Stated goal 1
What college did Charlie Baumann attend, according to his profile?

Source
— BEGIN —

Charlie Baumann

No. 6, 7, 8, 12
- Position: Placekicker

Personal information
- Born: August 25, 1967 (age 58) Erie, Pennsylvania, U.S.
- Listed height: 6 ft 1 in (1.85 m)
- Listed weight: 203 lb (92 kg)

Career information
- High school: Cathedral Prep (Erie, Pennsylvania)
- College: West Virginia (1985–1988)
- NFL draft: 1989 (undrafted)

Career history
- Buffalo Bills (1989); Minnesota Vikings (1989)*; Seattle Seahawks (1990)*; Orlando Thunder (1991); Miami Dolphins (1991); New England Patriots (1991–1992); New York Jets (1994)*; Pittsburgh Steelers (1994)*; Baltimore Stallions (1994); Orlando Predators (1996–1997);
- * Offseason or practice squad member only

Career NFL statistics
- Games played: 25
- Field goals made/attempted: 20/29
- Field goal percentage: 69
- Longest field goal: 48
- Extra points made/attempted: 37/40
- Points scored: 97
- Stats at Pro Football Reference

= Charlie Baumann =

American football placekicker (born 1967)

— END —

Stated goal 2
In the entries, rewrite the lines from the one with "840, 1185, 921]" up to and including the one with "1211, 343, 1217]", swapping "puppy" for "pup" and keeping everything else the same.

Dataset entries
— BEGIN —

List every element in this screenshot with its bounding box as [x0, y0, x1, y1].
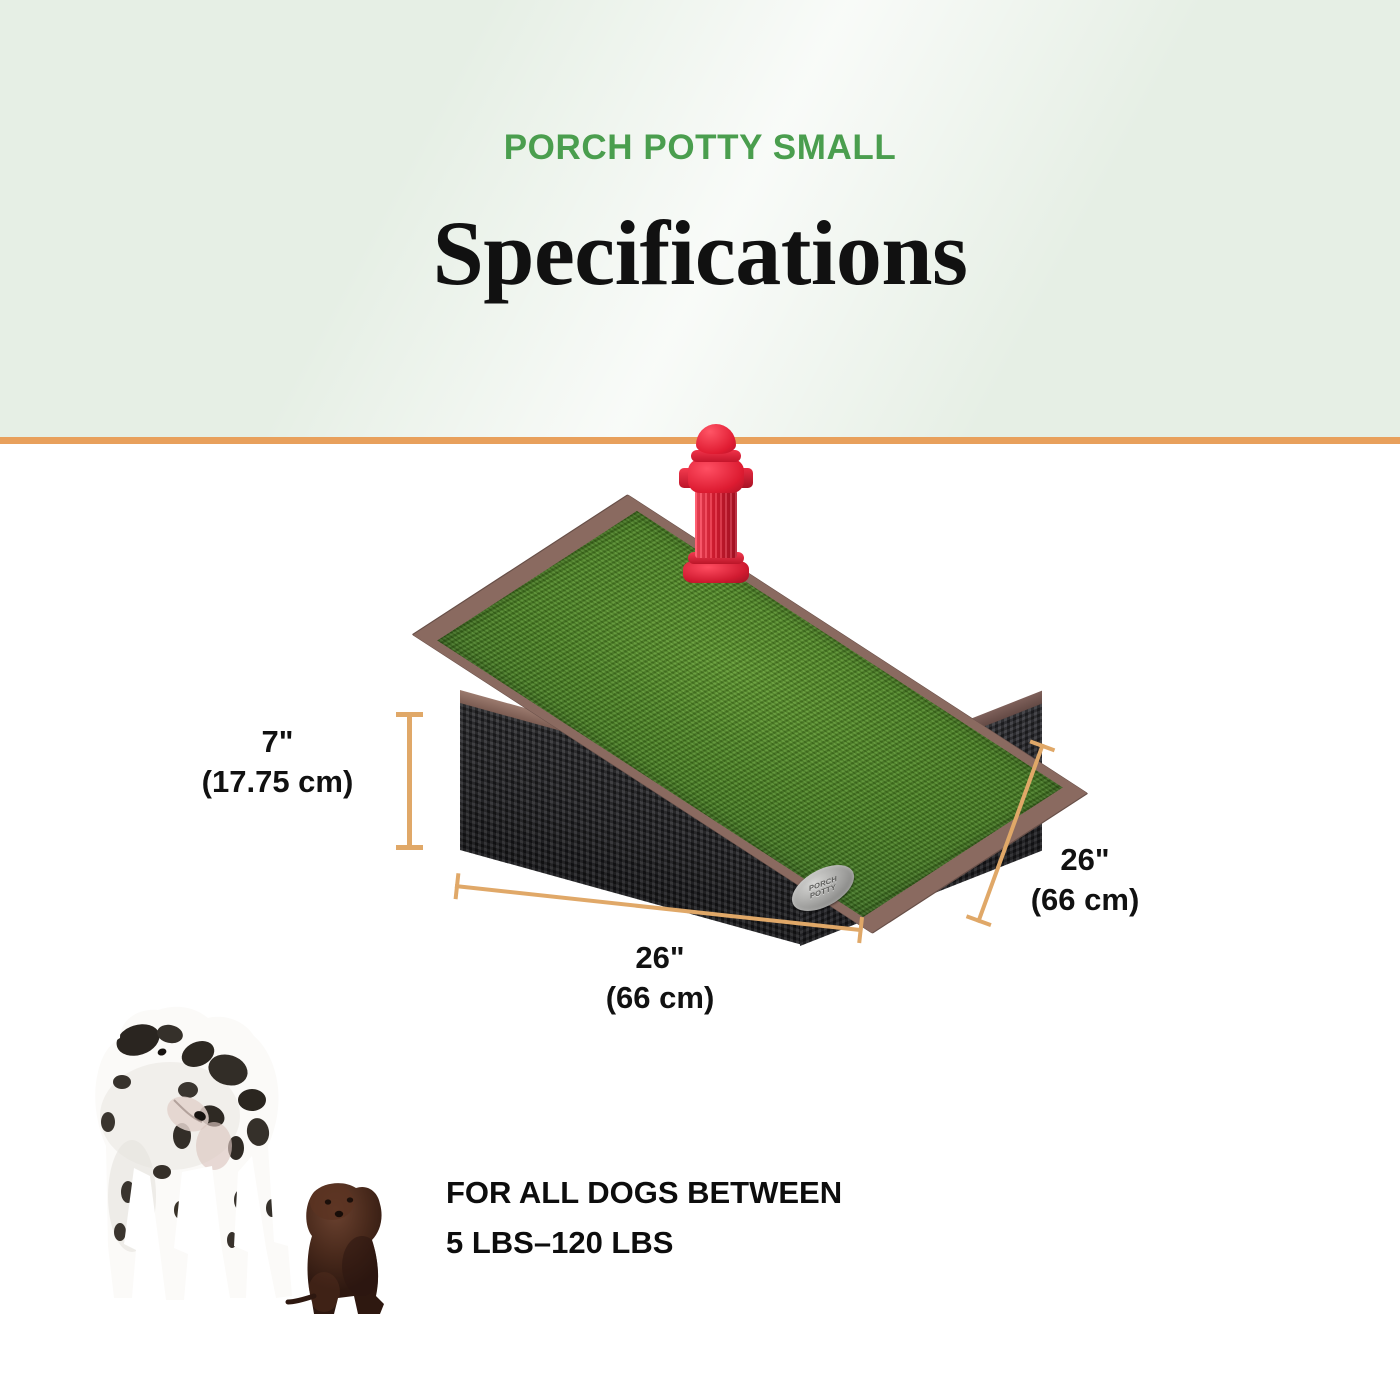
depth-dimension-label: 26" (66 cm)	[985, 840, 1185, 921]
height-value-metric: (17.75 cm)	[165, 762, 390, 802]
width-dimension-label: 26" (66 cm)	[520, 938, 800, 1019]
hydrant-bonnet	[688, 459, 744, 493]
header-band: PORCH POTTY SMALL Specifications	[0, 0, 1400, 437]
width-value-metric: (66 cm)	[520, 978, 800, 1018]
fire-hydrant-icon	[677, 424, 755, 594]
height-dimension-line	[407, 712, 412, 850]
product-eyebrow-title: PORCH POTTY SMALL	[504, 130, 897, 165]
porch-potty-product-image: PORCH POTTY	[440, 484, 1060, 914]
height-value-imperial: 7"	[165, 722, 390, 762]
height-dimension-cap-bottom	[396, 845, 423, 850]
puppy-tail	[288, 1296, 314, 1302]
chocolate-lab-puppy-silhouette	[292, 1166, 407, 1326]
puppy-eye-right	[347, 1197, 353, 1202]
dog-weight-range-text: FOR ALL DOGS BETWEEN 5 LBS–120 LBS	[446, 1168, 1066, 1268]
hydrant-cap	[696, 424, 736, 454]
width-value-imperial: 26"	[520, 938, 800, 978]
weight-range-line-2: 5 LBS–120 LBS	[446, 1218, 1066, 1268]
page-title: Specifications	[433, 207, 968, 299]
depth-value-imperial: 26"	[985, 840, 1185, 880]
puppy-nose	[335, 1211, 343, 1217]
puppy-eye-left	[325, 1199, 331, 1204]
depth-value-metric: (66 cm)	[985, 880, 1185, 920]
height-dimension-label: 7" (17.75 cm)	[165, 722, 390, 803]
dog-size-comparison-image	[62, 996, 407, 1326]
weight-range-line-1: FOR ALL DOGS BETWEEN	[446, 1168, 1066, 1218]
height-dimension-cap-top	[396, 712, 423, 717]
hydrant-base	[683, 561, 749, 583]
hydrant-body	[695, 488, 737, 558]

— END —

Exercise output 1
West Virginia (1985–1988)

Exercise output 2
depth-dimension-label: 26" (66 cm)	[985, 840, 1185, 921]
height-value-metric: (17.75 cm)	[165, 762, 390, 802]
width-dimension-label: 26" (66 cm)	[520, 938, 800, 1019]
hydrant-bonnet	[688, 459, 744, 493]
header-band: PORCH POTTY SMALL Specifications	[0, 0, 1400, 437]
width-value-metric: (66 cm)	[520, 978, 800, 1018]
fire-hydrant-icon	[677, 424, 755, 594]
height-dimension-line	[407, 712, 412, 850]
product-eyebrow-title: PORCH POTTY SMALL	[504, 130, 897, 165]
porch-potty-product-image: PORCH POTTY	[440, 484, 1060, 914]
height-value-imperial: 7"	[165, 722, 390, 762]
height-dimension-cap-bottom	[396, 845, 423, 850]
pup-tail	[288, 1296, 314, 1302]
chocolate-lab-pup-silhouette	[292, 1166, 407, 1326]
pup-eye-right	[347, 1197, 353, 1202]
dog-weight-range-text: FOR ALL DOGS BETWEEN 5 LBS–120 LBS	[446, 1168, 1066, 1268]
hydrant-cap	[696, 424, 736, 454]
width-value-imperial: 26"	[520, 938, 800, 978]
weight-range-line-2: 5 LBS–120 LBS	[446, 1218, 1066, 1268]
page-title: Specifications	[433, 207, 968, 299]
depth-value-imperial: 26"	[985, 840, 1185, 880]
pup-nose	[335, 1211, 343, 1217]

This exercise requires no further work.